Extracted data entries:
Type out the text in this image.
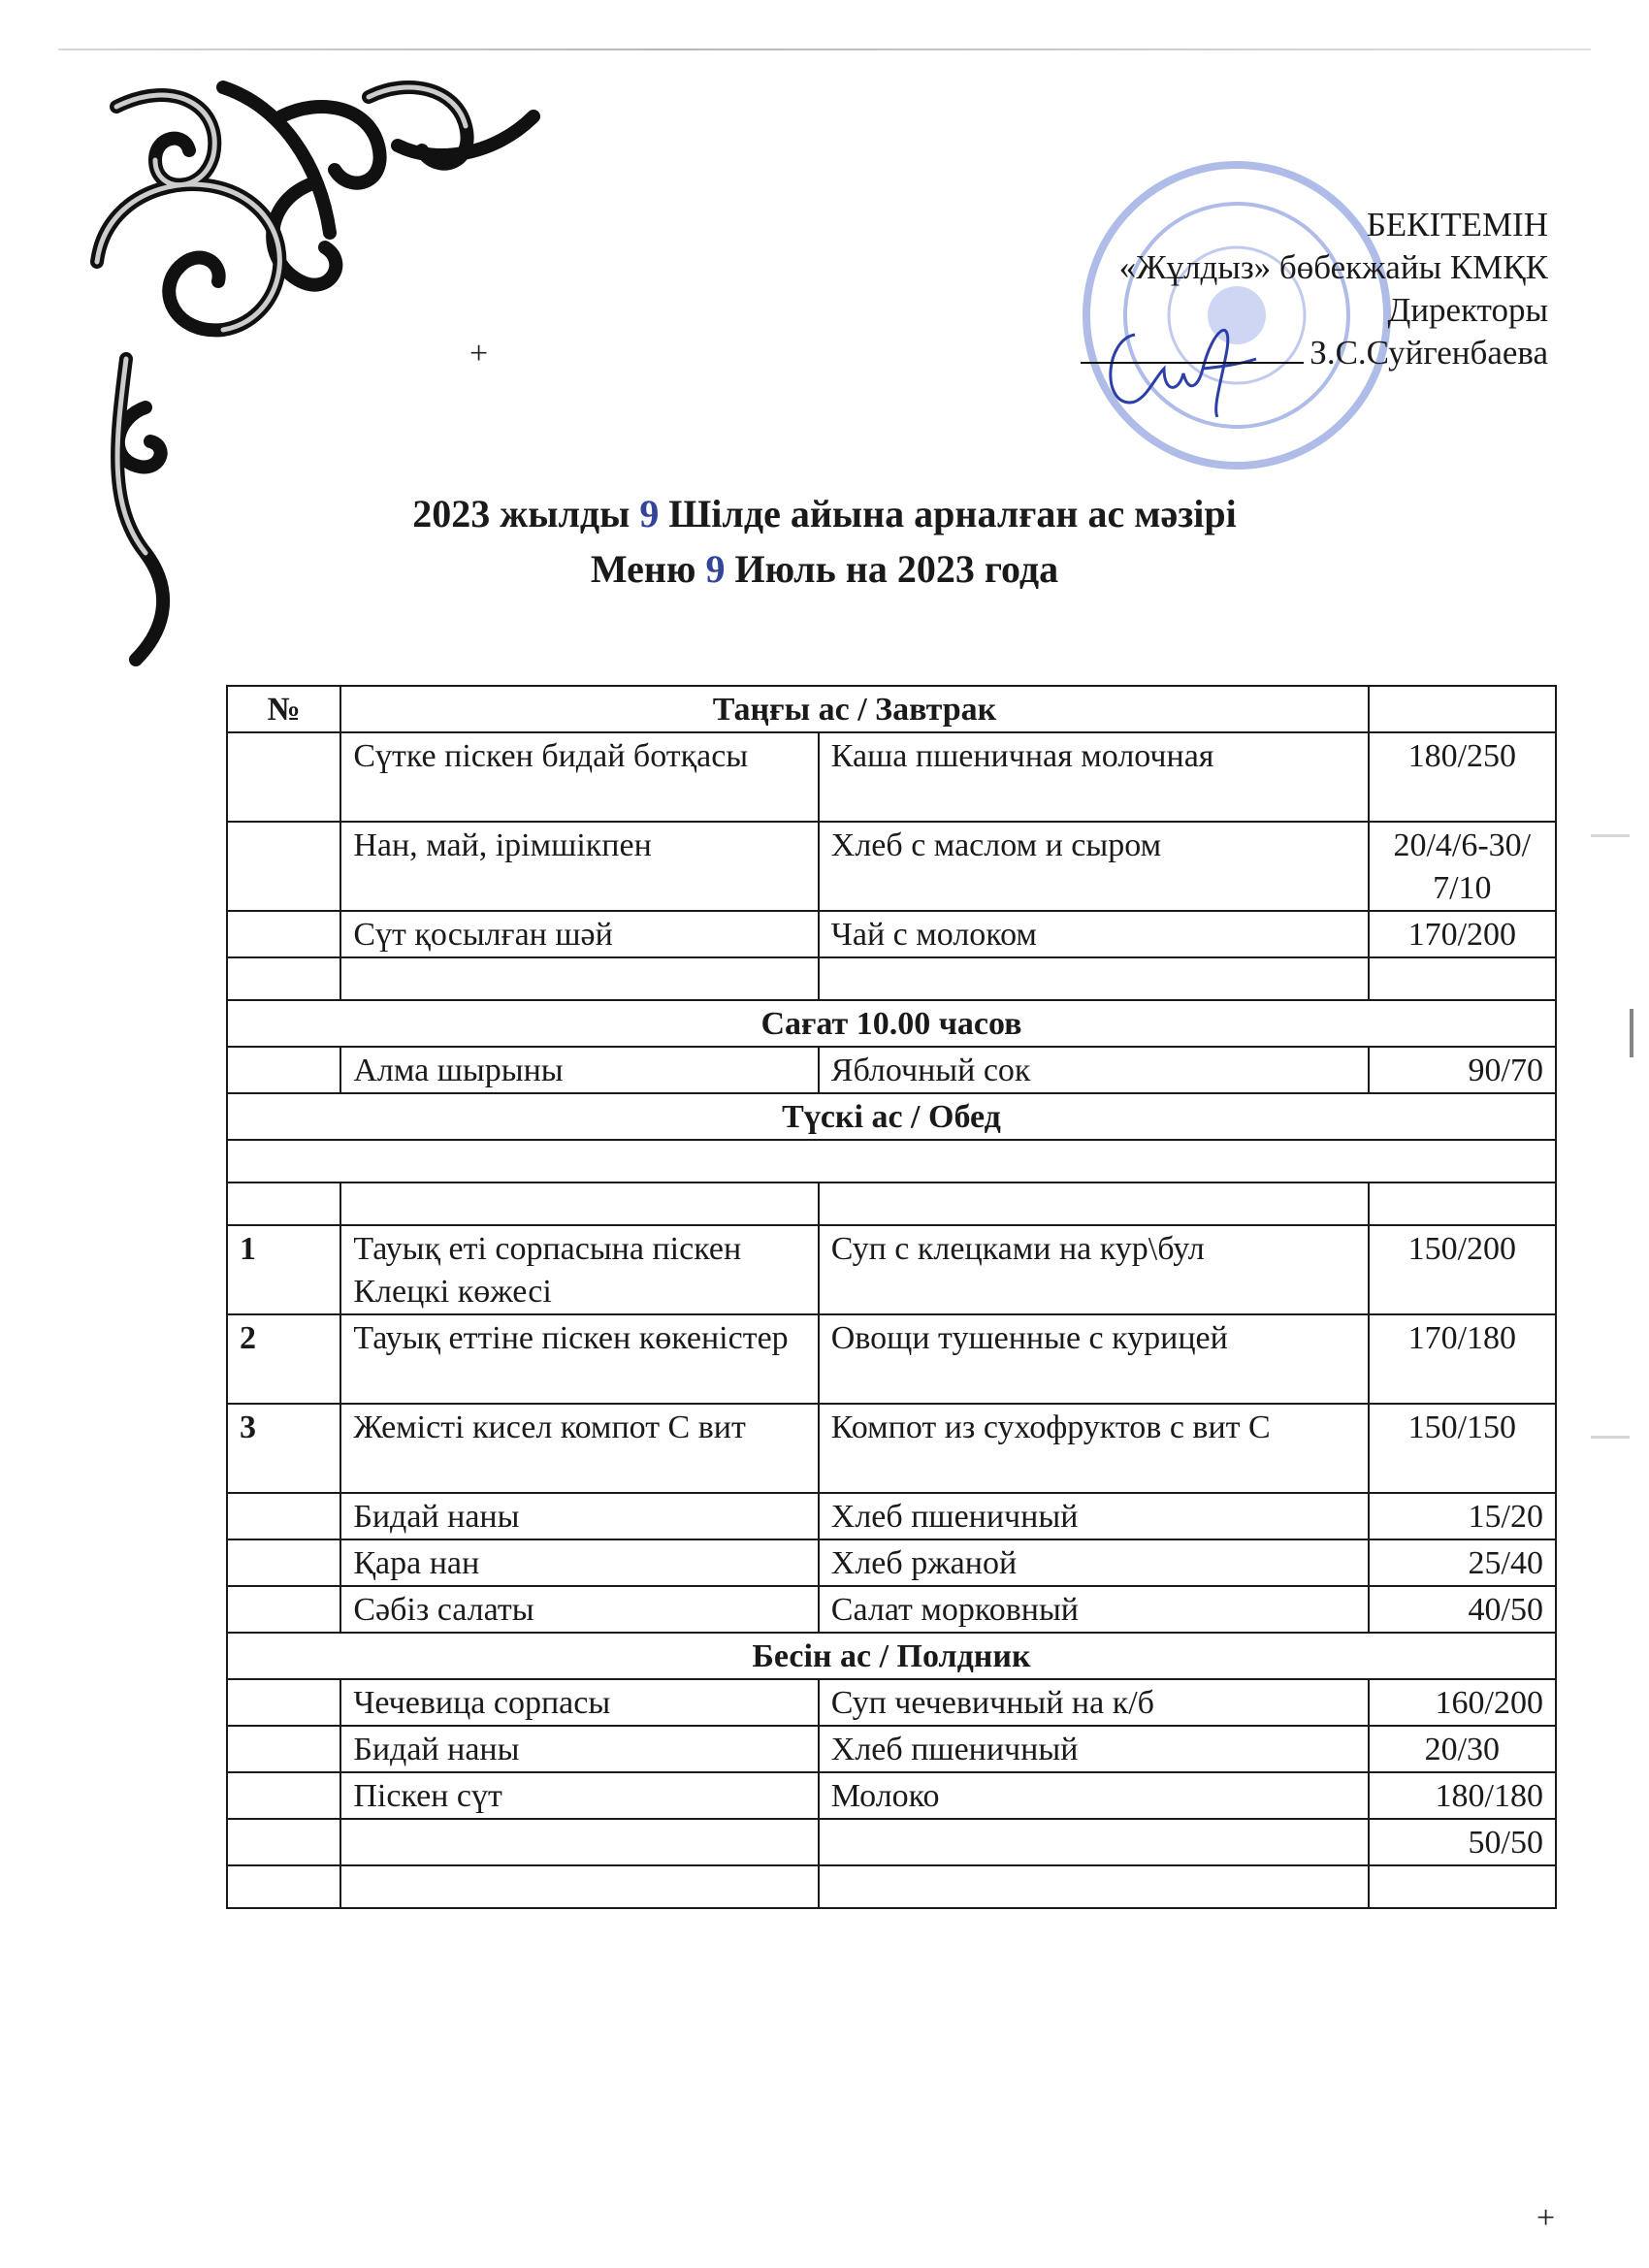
+
+
БЕКІТЕМІН
«Жұлдыз» бөбекжайы КМҚК
Директоры
З.С.Суйгенбаева
2023 жылды 9 Шілде айына арналған ас мәзірі
Меню 9 Июль на 2023 года
№	Таңғы ас / Завтрак		
	Сүтке піскен бидай ботқасы	Каша пшеничная молочная	180/250
	Нан, май, ірімшікпен	Хлеб с маслом и сыром	20/4/6-30/7/10
	Сүт қосылған шәй	Чай с молоком	170/200

Сағат 10.00 часов			
	Алма шырыны	Яблочный сок	90/70
Түскі ас / Обед			

1	Тауық еті сорпасына піскен Клецкі көжесі	Суп с клецками на кур\бул	150/200
2	Тауық еттіне піскен көкеністер	Овощи тушенные с курицей	170/180
3	Жемісті кисел компот С вит	Компот из сухофруктов с вит С	150/150
	Бидай наны	Хлеб пшеничный	15/20
	Қара нан	Хлеб ржаной	25/40
	Сәбіз салаты	Салат морковный	40/50
Бесін ас / Полдник			
	Чечевица сорпасы	Суп чечевичный на к/б	160/200
	Бидай наны	Хлеб пшеничный	20/30
	Піскен сүт	Молоко	180/180
			50/50
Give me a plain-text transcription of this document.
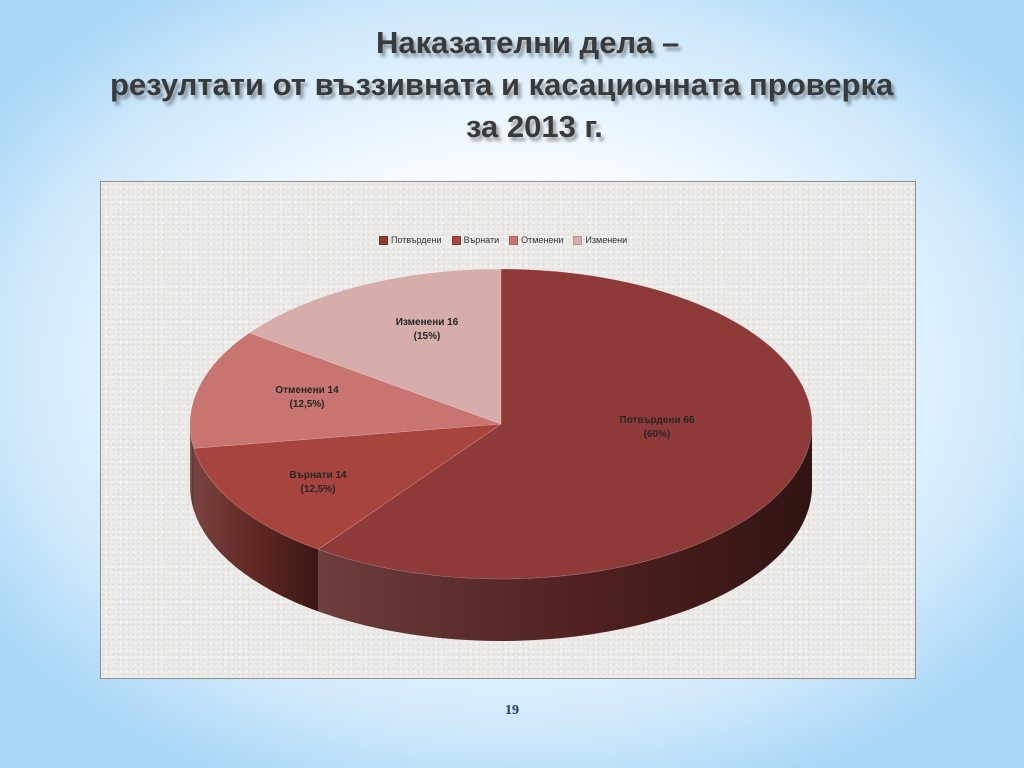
Наказателни дела –
резултати от въззивната и касационната проверка
за 2013 г.
Потвърдени Върнати Отменени Изменени
Потвърдени 66
(60%)
Върнати 14
(12,5%)
Отменени 14
(12,5%)
Изменени 16
(15%)
19
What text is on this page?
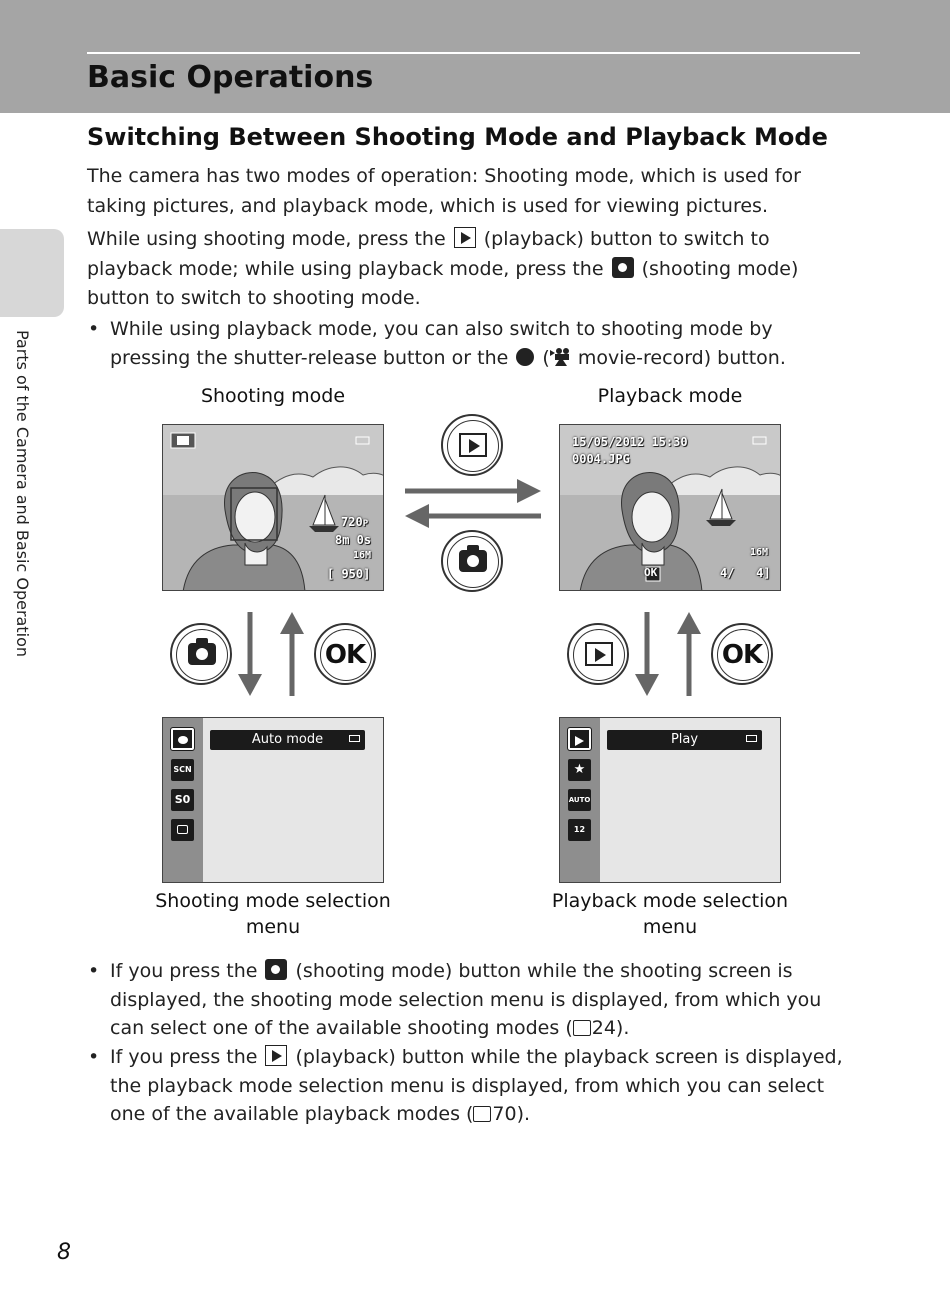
Basic Operations
Parts of the Camera and Basic Operation
Switching Between Shooting Mode and Playback Mode
The camera has two modes of operation: Shooting mode, which is used for taking pictures, and playback mode, which is used for viewing pictures.
While using shooting mode, press the
(playback) button to switch to playback mode; while using playback mode, press the  (shooting mode) button to switch to shooting mode.
• While using playback mode, you can also switch to shooting mode by pressing the shutter-release button or the  ( movie-record) button.
Shooting mode	Playback mode
720P
8m 0s
16M
[ 950]
15/05/2012 15:30
0004.JPG
16M
OK	4/   4]
OK	OK
SCN
S0
Auto mode
★
AUTO
12
Play
Shooting mode selection menu
Playback mode selection menu
• If you press the  (shooting mode) button while the shooting screen is displayed, the shooting mode selection menu is displayed, from which you can select one of the available shooting modes ( 24).
• If you press the
(playback) button while the playback screen is displayed, the playback mode selection menu is displayed, from which you can select one of the available playback modes ( 70).
8
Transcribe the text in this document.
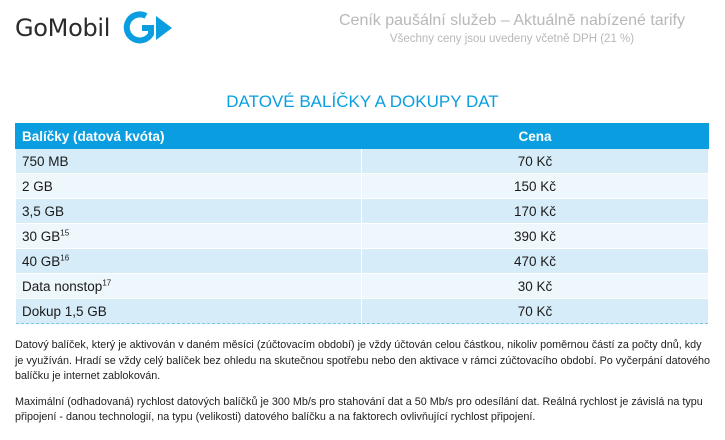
GoMobil	Ceník paušální služeb – Aktuálně nabízené tarify
Všechny ceny jsou uvedeny včetně DPH (21 %)
DATOVÉ BALÍČKY A DOKUPY DAT
Balíčky (datová kvóta)	Cena
750 MB	70 Kč
2 GB	150 Kč
3,5 GB	170 Kč
30 GB$^{15}$	390 Kč
40 GB$^{16}$	470 Kč
Data nonstop$^{17}$	30 Kč
Dokup 1,5 GB	70 Kč

Datový balíček, který je aktivován v daném měsíci (zúčtovacím období) je vždy účtován celou částkou, nikoliv poměrnou částí za počty dnů, kdy je využíván. Hradí se vždy celý balíček bez ohledu na skutečnou spotřebu nebo den aktivace v rámci zúčtovacího období. Po vyčerpání datového balíčku je internet zablokován.

Maximální (odhadovaná) rychlost datových balíčků je 300 Mb/s pro stahování dat a 50 Mb/s pro odesílání dat. Reálná rychlost je závislá na typu připojení - danou technologií, na typu (velikosti) datového balíčku a na faktorech ovlivňující rychlost připojení.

- [Stated task] All records should be output exactly, with the pictures left out.

- [Exercise solution]
Type out the text in this image.
+
+
БЕКІТЕМІН
«Жұлдыз» бөбекжайы КМҚК
Директоры
З.С.Суйгенбаева
2023 жылды 9 Шілде айына арналған ас мәзірі
Меню 9 Июль на 2023 года
№	Таңғы ас / Завтрак		
	Сүтке піскен бидай ботқасы	Каша пшеничная молочная	180/250
	Нан, май, ірімшікпен	Хлеб с маслом и сыром	20/4/6-30/7/10
	Сүт қосылған шәй	Чай с молоком	170/200

Сағат 10.00 часов			
	Алма шырыны	Яблочный сок	90/70
Түскі ас / Обед			

1	Тауық еті сорпасына піскен Клецкі көжесі	Суп с клецками на кур\бул	150/200
2	Тауық еттіне піскен көкеністер	Овощи тушенные с курицей	170/180
3	Жемісті кисел компот С вит	Компот из сухофруктов с вит С	150/150
	Бидай наны	Хлеб пшеничный	15/20
	Қара нан	Хлеб ржаной	25/40
	Сәбіз салаты	Салат морковный	40/50
Бесін ас / Полдник			
	Чечевица сорпасы	Суп чечевичный на к/б	160/200
	Бидай наны	Хлеб пшеничный	20/30
	Піскен сүт	Молоко	180/180
			50/50
Give me a plain-text transcription of this document.
Наказателни дела –
резултати от въззивната и касационната проверка
за 2013 г.
Потвърдени Върнати Отменени Изменени
Потвърдени 66
(60%)
Върнати 14
(12,5%)
Отменени 14
(12,5%)
Изменени 16
(15%)
19
What text is on this page?
Basic Operations
Parts of the Camera and Basic Operation
Switching Between Shooting Mode and Playback Mode
The camera has two modes of operation: Shooting mode, which is used for taking pictures, and playback mode, which is used for viewing pictures.
While using shooting mode, press the
(playback) button to switch to playback mode; while using playback mode, press the  (shooting mode) button to switch to shooting mode.
• While using playback mode, you can also switch to shooting mode by pressing the shutter-release button or the  ( movie-record) button.
Shooting mode	Playback mode
720P
8m 0s
16M
[ 950]
15/05/2012 15:30
0004.JPG
16M
OK	4/   4]
OK	OK
SCN
S0
Auto mode
★
AUTO
12
Play
Shooting mode selection menu
Playback mode selection menu
• If you press the  (shooting mode) button while the shooting screen is displayed, the shooting mode selection menu is displayed, from which you can select one of the available shooting modes ( 24).
• If you press the
(playback) button while the playback screen is displayed, the playback mode selection menu is displayed, from which you can select one of the available playback modes ( 70).
8
Transcribe the text in this document.
GoMobil	Ceník paušální služeb – Aktuálně nabízené tarify
Všechny ceny jsou uvedeny včetně DPH (21 %)
DATOVÉ BALÍČKY A DOKUPY DAT
Balíčky (datová kvóta)	Cena
750 MB	70 Kč
2 GB	150 Kč
3,5 GB	170 Kč
30 GB$^{15}$	390 Kč
40 GB$^{16}$	470 Kč
Data nonstop$^{17}$	30 Kč
Dokup 1,5 GB	70 Kč

Datový balíček, který je aktivován v daném měsíci (zúčtovacím období) je vždy účtován celou částkou, nikoliv poměrnou částí za počty dnů, kdy je využíván. Hradí se vždy celý balíček bez ohledu na skutečnou spotřebu nebo den aktivace v rámci zúčtovacího období. Po vyčerpání datového balíčku je internet zablokován.

Maximální (odhadovaná) rychlost datových balíčků je 300 Mb/s pro stahování dat a 50 Mb/s pro odesílání dat. Reálná rychlost je závislá na typu připojení - danou technologií, na typu (velikosti) datového balíčku a na faktorech ovlivňující rychlost připojení.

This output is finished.